[Records for this exercise start]
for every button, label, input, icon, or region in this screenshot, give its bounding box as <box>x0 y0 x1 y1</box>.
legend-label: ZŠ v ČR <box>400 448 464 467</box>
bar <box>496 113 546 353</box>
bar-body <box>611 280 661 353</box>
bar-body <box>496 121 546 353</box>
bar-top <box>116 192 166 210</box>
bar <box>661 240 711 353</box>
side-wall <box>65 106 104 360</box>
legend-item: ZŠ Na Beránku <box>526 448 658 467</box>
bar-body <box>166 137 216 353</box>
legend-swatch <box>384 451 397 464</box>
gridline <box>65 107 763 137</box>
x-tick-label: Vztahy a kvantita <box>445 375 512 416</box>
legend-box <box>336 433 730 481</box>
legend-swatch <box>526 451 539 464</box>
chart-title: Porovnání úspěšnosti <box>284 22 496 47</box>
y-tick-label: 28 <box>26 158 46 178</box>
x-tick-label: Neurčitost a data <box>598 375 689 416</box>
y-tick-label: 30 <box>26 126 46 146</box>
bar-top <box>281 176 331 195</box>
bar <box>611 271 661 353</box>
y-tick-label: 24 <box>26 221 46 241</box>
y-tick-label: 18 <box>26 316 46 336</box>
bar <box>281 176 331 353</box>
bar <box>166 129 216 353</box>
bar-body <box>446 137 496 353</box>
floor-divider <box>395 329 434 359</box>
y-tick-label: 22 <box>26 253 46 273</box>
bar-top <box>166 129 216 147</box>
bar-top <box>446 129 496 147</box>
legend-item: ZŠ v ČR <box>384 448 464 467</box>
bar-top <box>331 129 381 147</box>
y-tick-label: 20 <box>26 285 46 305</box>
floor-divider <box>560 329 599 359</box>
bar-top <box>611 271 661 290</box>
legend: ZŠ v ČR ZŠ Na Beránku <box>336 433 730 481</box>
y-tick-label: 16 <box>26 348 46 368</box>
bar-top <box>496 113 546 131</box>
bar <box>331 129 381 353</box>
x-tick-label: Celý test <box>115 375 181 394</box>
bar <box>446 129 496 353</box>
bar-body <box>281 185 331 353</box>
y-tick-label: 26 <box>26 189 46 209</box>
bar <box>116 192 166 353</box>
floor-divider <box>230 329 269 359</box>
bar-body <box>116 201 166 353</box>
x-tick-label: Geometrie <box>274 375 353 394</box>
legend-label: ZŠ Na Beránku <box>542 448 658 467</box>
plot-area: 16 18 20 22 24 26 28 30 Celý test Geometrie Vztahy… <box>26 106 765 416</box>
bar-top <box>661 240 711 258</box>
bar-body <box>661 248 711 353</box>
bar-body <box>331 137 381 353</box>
[Records for this exercise end]
[Records for this exercise start]
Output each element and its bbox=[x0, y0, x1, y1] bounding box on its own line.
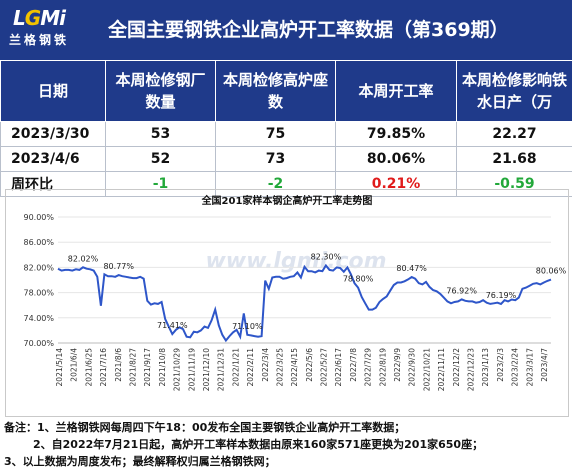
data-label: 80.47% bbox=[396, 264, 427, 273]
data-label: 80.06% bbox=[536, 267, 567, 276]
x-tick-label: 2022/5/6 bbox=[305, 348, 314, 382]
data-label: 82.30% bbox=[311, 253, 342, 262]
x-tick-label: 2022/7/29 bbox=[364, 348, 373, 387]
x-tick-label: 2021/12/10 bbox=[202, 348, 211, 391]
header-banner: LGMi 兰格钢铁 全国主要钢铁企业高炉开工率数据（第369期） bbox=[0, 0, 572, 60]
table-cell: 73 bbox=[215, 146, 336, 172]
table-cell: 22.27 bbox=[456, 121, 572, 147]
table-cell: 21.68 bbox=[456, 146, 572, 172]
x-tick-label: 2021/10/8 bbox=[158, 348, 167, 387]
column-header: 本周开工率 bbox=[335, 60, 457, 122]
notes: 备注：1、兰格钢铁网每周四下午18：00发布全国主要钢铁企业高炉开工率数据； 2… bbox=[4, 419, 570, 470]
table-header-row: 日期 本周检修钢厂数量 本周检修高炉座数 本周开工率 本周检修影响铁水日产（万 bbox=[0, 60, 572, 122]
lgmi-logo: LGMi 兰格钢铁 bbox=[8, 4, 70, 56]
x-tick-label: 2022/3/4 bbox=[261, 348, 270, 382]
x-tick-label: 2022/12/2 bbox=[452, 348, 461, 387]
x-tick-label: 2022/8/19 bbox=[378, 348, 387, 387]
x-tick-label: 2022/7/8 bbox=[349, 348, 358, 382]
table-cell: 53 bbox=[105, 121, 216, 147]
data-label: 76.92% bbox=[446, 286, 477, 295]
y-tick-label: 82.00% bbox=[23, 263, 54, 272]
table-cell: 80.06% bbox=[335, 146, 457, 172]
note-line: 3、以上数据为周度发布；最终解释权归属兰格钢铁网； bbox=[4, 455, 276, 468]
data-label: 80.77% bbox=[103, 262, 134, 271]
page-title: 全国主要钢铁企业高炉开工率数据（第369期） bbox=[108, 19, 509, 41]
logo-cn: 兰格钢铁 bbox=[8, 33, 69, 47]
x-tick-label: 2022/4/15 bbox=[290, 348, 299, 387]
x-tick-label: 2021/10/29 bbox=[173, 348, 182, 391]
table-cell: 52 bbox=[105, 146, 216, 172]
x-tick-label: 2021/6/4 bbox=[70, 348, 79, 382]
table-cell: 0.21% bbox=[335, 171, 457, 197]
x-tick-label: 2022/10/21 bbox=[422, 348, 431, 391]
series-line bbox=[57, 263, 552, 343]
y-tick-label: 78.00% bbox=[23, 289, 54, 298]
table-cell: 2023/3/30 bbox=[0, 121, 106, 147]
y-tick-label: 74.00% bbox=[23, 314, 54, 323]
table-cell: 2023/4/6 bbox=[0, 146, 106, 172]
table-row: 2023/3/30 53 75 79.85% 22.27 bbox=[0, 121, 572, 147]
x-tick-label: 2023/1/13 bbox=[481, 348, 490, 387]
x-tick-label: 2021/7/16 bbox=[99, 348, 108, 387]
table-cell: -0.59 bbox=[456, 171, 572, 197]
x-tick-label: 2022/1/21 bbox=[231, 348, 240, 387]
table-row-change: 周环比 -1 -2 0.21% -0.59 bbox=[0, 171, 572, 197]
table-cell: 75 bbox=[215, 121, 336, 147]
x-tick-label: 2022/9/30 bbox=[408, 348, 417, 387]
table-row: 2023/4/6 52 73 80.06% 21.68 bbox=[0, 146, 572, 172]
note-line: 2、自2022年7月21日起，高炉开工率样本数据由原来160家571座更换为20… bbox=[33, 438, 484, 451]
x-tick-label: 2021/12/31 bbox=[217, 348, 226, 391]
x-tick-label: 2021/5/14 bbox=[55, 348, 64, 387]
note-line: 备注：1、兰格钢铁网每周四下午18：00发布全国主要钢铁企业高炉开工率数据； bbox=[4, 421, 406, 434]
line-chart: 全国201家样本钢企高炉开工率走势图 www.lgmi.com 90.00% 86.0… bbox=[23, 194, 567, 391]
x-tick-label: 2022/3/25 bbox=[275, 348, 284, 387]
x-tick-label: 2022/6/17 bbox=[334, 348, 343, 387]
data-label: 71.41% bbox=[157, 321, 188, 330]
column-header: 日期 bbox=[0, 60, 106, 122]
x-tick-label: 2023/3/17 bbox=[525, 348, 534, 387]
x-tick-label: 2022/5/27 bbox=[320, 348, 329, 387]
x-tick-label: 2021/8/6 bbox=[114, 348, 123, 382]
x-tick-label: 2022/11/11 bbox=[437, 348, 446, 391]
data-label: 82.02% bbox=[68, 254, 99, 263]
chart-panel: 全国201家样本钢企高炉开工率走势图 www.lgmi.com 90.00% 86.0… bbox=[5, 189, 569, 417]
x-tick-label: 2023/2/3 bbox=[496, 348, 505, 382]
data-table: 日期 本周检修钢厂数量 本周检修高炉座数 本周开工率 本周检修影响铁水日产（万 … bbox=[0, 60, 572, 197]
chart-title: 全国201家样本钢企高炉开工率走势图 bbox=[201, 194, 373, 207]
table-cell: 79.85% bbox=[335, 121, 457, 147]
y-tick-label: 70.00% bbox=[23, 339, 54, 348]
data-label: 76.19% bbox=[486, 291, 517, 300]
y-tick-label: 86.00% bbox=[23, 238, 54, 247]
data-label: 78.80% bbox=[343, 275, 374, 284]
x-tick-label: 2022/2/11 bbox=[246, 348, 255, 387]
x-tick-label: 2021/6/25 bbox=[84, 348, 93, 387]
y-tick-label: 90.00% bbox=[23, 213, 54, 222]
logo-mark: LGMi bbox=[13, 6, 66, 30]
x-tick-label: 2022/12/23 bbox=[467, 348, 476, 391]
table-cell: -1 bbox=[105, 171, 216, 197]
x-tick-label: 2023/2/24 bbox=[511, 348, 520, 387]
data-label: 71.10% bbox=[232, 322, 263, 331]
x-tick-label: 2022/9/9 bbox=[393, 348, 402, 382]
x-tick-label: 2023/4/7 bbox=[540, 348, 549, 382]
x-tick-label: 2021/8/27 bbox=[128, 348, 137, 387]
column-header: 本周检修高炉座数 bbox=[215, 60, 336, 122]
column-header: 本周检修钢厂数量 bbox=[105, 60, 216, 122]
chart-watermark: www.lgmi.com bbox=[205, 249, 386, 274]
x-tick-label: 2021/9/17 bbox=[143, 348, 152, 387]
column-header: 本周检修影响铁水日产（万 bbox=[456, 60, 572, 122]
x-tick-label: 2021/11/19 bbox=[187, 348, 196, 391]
[Records for this exercise end]
> What is asked
Reproduce verbatim the items on the lines from the one holding "for every button, label, input, icon, or" through the one holding "bar-body <box>496 121 546 353</box>", both included.

> Result for this exercise
for every button, label, input, icon, or region in this screenshot, give its bounding box as <box>x0 y0 x1 y1</box>.
legend-label: ZŠ v ČR <box>400 448 464 467</box>
bar <box>496 113 546 353</box>
bar-body <box>611 280 661 353</box>
bar-body <box>496 121 546 353</box>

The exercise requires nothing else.